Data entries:
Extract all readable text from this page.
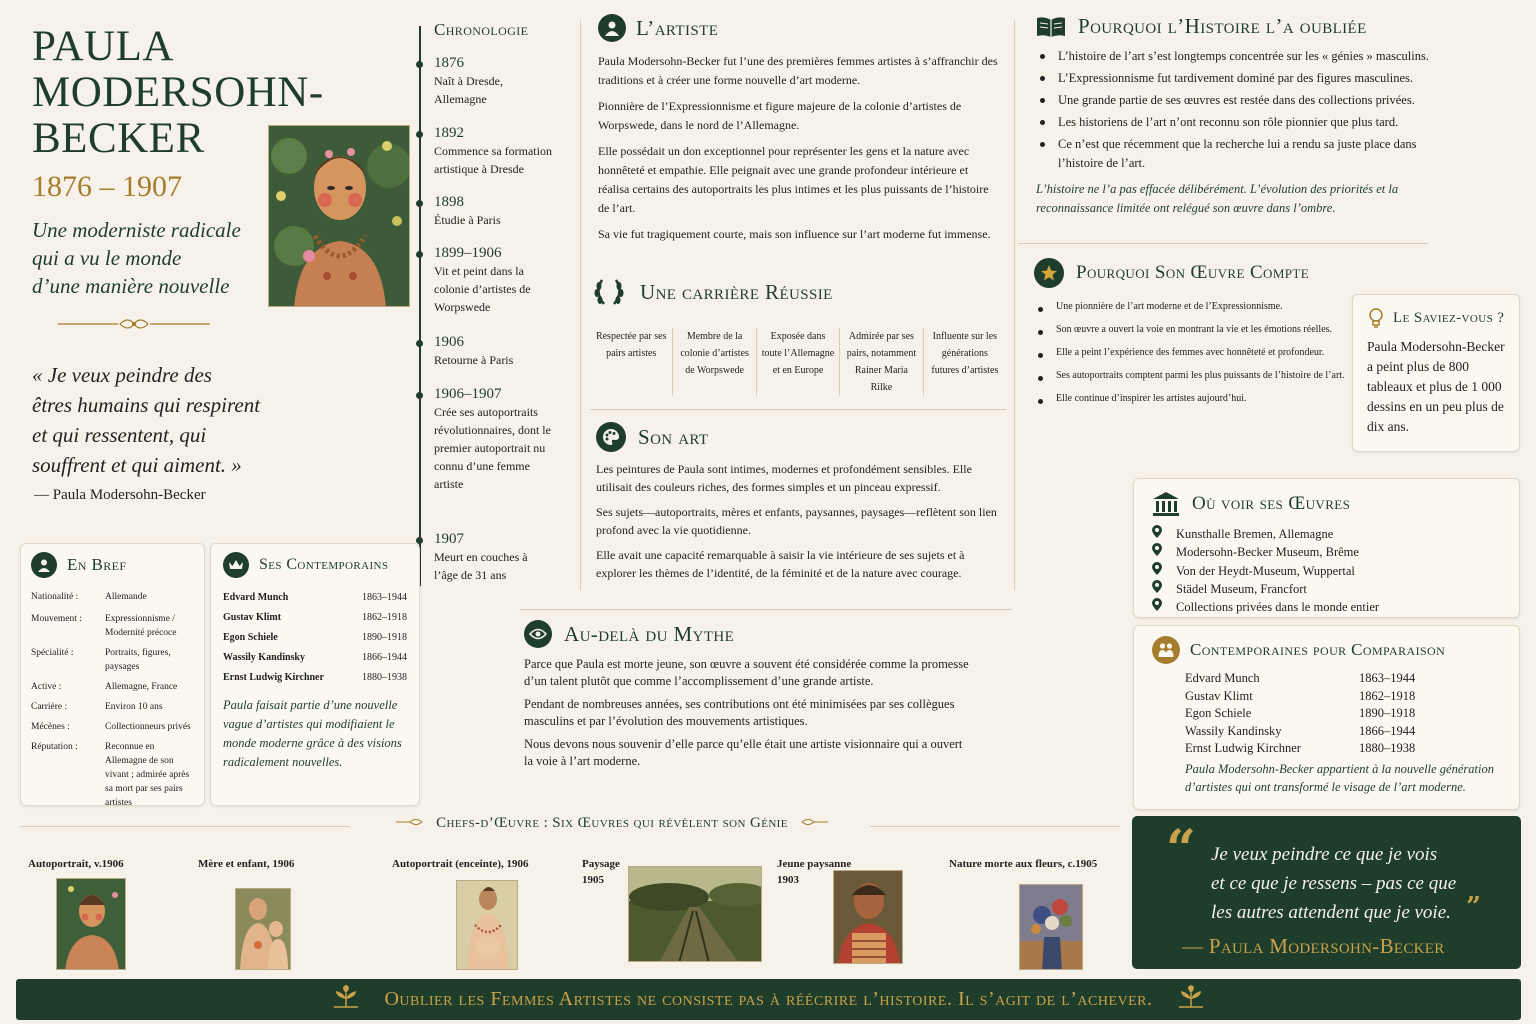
PAULA
MODERSOHN-
BECKER
1876 – 1907
Une moderniste radicale
qui a vu le monde
d’une manière nouvelle
« Je veux peindre des
êtres humains qui respirent
et qui ressentent, qui
souffrent et qui aiment. »
— Paula Modersohn-Becker
Chronologie
1876
Naît à Dresde, Allemagne
1892
Commence sa formation artistique à Dresde
1898
Étudie à Paris
1899–1906
Vit et peint dans la colonie d’artistes de Worpswede
1906
Retourne à Paris
1906–1907
Crée ses autoportraits révolutionnaires, dont le premier autoportrait nu connu d’une femme artiste
1907
Meurt en couches à l’âge de 31 ans
L’artiste

Paula Modersohn-Becker fut l’une des premières femmes artistes à s’affranchir des traditions et à créer une forme nouvelle d’art moderne.

Pionnière de l’Expressionnisme et figure majeure de la colonie d’artistes de Worpswede, dans le nord de l’Allemagne.

Elle possédait un don exceptionnel pour représenter les gens et la nature avec honnêteté et empathie. Elle peignait avec une grande profondeur intérieure et réalisa certains des autoportraits les plus intimes et les plus puissants de l’histoire de l’art.

Sa vie fut tragiquement courte, mais son influence sur l’art moderne fut immense.

Une carrière Réussie
Respectée par ses pairs artistes
Membre de la colonie d’artistes de Worpswede
Exposée dans toute l’Allemagne et en Europe
Admirée par ses pairs, notamment Rainer Maria Rilke
Influente sur les générations futures d’artistes
Son art

Les peintures de Paula sont intimes, modernes et profondément sensibles. Elle utilisait des couleurs riches, des formes simples et un pinceau expressif.

Ses sujets—autoportraits, mères et enfants, paysannes, paysages—reflètent son lien profond avec la vie quotidienne.

Elle avait une capacité remarquable à saisir la vie intérieure de ses sujets et à explorer les thèmes de l’identité, de la féminité et de la nature avec courage.

Pourquoi l’Histoire l’a oubliée
L’histoire de l’art s’est longtemps concentrée sur les « génies » masculins.
L’Expressionnisme fut tardivement dominé par des figures masculines.
Une grande partie de ses œuvres est restée dans des collections privées.
Les historiens de l’art n’ont reconnu son rôle pionnier que plus tard.
Ce n’est que récemment que la recherche lui a rendu sa juste place dans l’histoire de l’art.

L’histoire ne l’a pas effacée délibérément. L’évolution des priorités et la reconnaissance limitée ont relégué son œuvre dans l’ombre.

Pourquoi Son Œuvre Compte
Une pionnière de l’art moderne et de l’Expressionnisme.
Son œuvre a ouvert la voie en montrant la vie et les émotions réelles.
Elle a peint l’expérience des femmes avec honnêteté et profondeur.
Ses autoportraits comptent parmi les plus puissants de l’histoire de l’art.
Elle continue d’inspirer les artistes aujourd’hui.
Le Saviez-vous ?

Paula Modersohn-Becker a peint plus de 800 tableaux et plus de 1 000 dessins en un peu plus de dix ans.

Où voir ses Œuvres
Kunsthalle Bremen, Allemagne
Modersohn-Becker Museum, Brême
Von der Heydt-Museum, Wuppertal
Städel Museum, Francfort
Collections privées dans le monde entier
Contemporaines pour Comparaison
Edvard Munch	1863–1944
Gustav Klimt	1862–1918
Egon Schiele	1890–1918
Wassily Kandinsky	1866–1944
Ernst Ludwig Kirchner	1880–1938

Paula Modersohn-Becker appartient à la nouvelle génération d’artistes qui ont transformé le visage de l’art moderne.

En Bref
Nationalité :	Allemande
Mouvement :	Expressionnisme / Modernité précoce
Spécialité :	Portraits, figures, paysages
Active :	Allemagne, France
Carrière :	Environ 10 ans
Mécènes :	Collectionneurs privés
Réputation :	Reconnue en Allemagne de son vivant ; admirée après sa mort par ses pairs artistes
Ses Contemporains
Edvard Munch	1863–1944
Gustav Klimt	1862–1918
Egon Schiele	1890–1918
Wassily Kandinsky	1866–1944
Ernst Ludwig Kirchner	1880–1938

Paula faisait partie d’une nouvelle vague d’artistes qui modifiaient le monde moderne grâce à des visions radicalement nouvelles.

Au-delà du Mythe

Parce que Paula est morte jeune, son œuvre a souvent été considérée comme la promesse d’un talent plutôt que comme l’accomplissement d’une grande artiste.

Pendant de nombreuses années, ses contributions ont été minimisées par ses collègues masculins et par l’évolution des mouvements artistiques.

Nous devons nous souvenir d’elle parce qu’elle était une artiste visionnaire qui a ouvert la voie à l’art moderne.

Chefs-d’Œuvre : Six Œuvres qui révèlent son Génie
Autoportrait, v.1906	Mère et enfant, 1906	Autoportrait (enceinte), 1906	Paysage
1905
Jeune paysanne
1903
Nature morte aux fleurs, c.1905 “ Je veux peindre ce que je vois
et ce que je ressens – pas ce que
les autres attendent que je voie. ”
— Paula Modersohn-Becker
Oublier les Femmes Artistes ne consiste pas à réécrire l’histoire. Il s’agit de l’achever.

Aim of the task:
Print all the records again exactly; do not include any picture.

Solution to the problem:
Extract all readable text from this page.
PAULA
MODERSOHN-
BECKER
1876 – 1907
Une moderniste radicale
qui a vu le monde
d’une manière nouvelle
« Je veux peindre des
êtres humains qui respirent
et qui ressentent, qui
souffrent et qui aiment. »
— Paula Modersohn-Becker
Chronologie
1876
Naît à Dresde, Allemagne
1892
Commence sa formation artistique à Dresde
1898
Étudie à Paris
1899–1906
Vit et peint dans la colonie d’artistes de Worpswede
1906
Retourne à Paris
1906–1907
Crée ses autoportraits révolutionnaires, dont le premier autoportrait nu connu d’une femme artiste
1907
Meurt en couches à l’âge de 31 ans
L’artiste

Paula Modersohn-Becker fut l’une des premières femmes artistes à s’affranchir des traditions et à créer une forme nouvelle d’art moderne.

Pionnière de l’Expressionnisme et figure majeure de la colonie d’artistes de Worpswede, dans le nord de l’Allemagne.

Elle possédait un don exceptionnel pour représenter les gens et la nature avec honnêteté et empathie. Elle peignait avec une grande profondeur intérieure et réalisa certains des autoportraits les plus intimes et les plus puissants de l’histoire de l’art.

Sa vie fut tragiquement courte, mais son influence sur l’art moderne fut immense.

Une carrière Réussie
Respectée par ses pairs artistes
Membre de la colonie d’artistes de Worpswede
Exposée dans toute l’Allemagne et en Europe
Admirée par ses pairs, notamment Rainer Maria Rilke
Influente sur les générations futures d’artistes
Son art

Les peintures de Paula sont intimes, modernes et profondément sensibles. Elle utilisait des couleurs riches, des formes simples et un pinceau expressif.

Ses sujets—autoportraits, mères et enfants, paysannes, paysages—reflètent son lien profond avec la vie quotidienne.

Elle avait une capacité remarquable à saisir la vie intérieure de ses sujets et à explorer les thèmes de l’identité, de la féminité et de la nature avec courage.

Pourquoi l’Histoire l’a oubliée
L’histoire de l’art s’est longtemps concentrée sur les « génies » masculins.
L’Expressionnisme fut tardivement dominé par des figures masculines.
Une grande partie de ses œuvres est restée dans des collections privées.
Les historiens de l’art n’ont reconnu son rôle pionnier que plus tard.
Ce n’est que récemment que la recherche lui a rendu sa juste place dans l’histoire de l’art.

L’histoire ne l’a pas effacée délibérément. L’évolution des priorités et la reconnaissance limitée ont relégué son œuvre dans l’ombre.

Pourquoi Son Œuvre Compte
Une pionnière de l’art moderne et de l’Expressionnisme.
Son œuvre a ouvert la voie en montrant la vie et les émotions réelles.
Elle a peint l’expérience des femmes avec honnêteté et profondeur.
Ses autoportraits comptent parmi les plus puissants de l’histoire de l’art.
Elle continue d’inspirer les artistes aujourd’hui.
Le Saviez-vous ?

Paula Modersohn-Becker a peint plus de 800 tableaux et plus de 1 000 dessins en un peu plus de dix ans.

Où voir ses Œuvres
Kunsthalle Bremen, Allemagne
Modersohn-Becker Museum, Brême
Von der Heydt-Museum, Wuppertal
Städel Museum, Francfort
Collections privées dans le monde entier
Contemporaines pour Comparaison
Edvard Munch	1863–1944
Gustav Klimt	1862–1918
Egon Schiele	1890–1918
Wassily Kandinsky	1866–1944
Ernst Ludwig Kirchner	1880–1938

Paula Modersohn-Becker appartient à la nouvelle génération d’artistes qui ont transformé le visage de l’art moderne.

En Bref
Nationalité :	Allemande
Mouvement :	Expressionnisme / Modernité précoce
Spécialité :	Portraits, figures, paysages
Active :	Allemagne, France
Carrière :	Environ 10 ans
Mécènes :	Collectionneurs privés
Réputation :	Reconnue en Allemagne de son vivant ; admirée après sa mort par ses pairs artistes
Ses Contemporains
Edvard Munch	1863–1944
Gustav Klimt	1862–1918
Egon Schiele	1890–1918
Wassily Kandinsky	1866–1944
Ernst Ludwig Kirchner	1880–1938

Paula faisait partie d’une nouvelle vague d’artistes qui modifiaient le monde moderne grâce à des visions radicalement nouvelles.

Au-delà du Mythe

Parce que Paula est morte jeune, son œuvre a souvent été considérée comme la promesse d’un talent plutôt que comme l’accomplissement d’une grande artiste.

Pendant de nombreuses années, ses contributions ont été minimisées par ses collègues masculins et par l’évolution des mouvements artistiques.

Nous devons nous souvenir d’elle parce qu’elle était une artiste visionnaire qui a ouvert la voie à l’art moderne.

Chefs-d’Œuvre : Six Œuvres qui révèlent son Génie
Autoportrait, v.1906	Mère et enfant, 1906	Autoportrait (enceinte), 1906	Paysage
1905
Jeune paysanne
1903
Nature morte aux fleurs, c.1905 “ Je veux peindre ce que je vois
et ce que je ressens – pas ce que
les autres attendent que je voie. ”
— Paula Modersohn-Becker
Oublier les Femmes Artistes ne consiste pas à réécrire l’histoire. Il s’agit de l’achever.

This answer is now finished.